--- Start of Stored records ---
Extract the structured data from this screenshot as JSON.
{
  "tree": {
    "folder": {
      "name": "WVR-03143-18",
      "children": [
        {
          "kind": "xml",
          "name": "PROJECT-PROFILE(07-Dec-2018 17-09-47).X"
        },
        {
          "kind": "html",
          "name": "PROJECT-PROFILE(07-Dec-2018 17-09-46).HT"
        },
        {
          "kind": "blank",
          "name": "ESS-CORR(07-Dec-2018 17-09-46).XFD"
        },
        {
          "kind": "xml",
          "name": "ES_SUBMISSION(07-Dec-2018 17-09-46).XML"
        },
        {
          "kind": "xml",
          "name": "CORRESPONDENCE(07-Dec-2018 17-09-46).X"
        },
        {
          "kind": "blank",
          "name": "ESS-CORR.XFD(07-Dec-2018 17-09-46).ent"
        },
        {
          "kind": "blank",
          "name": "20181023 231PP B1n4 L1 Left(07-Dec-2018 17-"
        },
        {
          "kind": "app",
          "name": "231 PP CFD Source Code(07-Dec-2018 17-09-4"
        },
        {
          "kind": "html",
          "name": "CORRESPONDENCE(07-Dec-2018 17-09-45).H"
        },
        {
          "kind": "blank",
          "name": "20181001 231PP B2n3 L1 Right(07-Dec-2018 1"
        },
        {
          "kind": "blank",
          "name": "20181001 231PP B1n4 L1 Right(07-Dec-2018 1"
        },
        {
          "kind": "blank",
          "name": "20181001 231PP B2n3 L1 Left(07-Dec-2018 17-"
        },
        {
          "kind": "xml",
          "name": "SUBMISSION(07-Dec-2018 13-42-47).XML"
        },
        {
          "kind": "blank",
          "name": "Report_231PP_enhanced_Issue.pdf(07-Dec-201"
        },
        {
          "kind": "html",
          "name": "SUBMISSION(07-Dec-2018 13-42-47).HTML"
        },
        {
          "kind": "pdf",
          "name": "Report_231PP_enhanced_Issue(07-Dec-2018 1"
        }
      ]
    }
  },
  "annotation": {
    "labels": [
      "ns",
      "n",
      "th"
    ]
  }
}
--- End of Stored records ---
**What the exercise asks**. Each line in the material either holds the string "CORRESPONDENCE" or does not. State how many do, and nothing else.

**Answer**. 2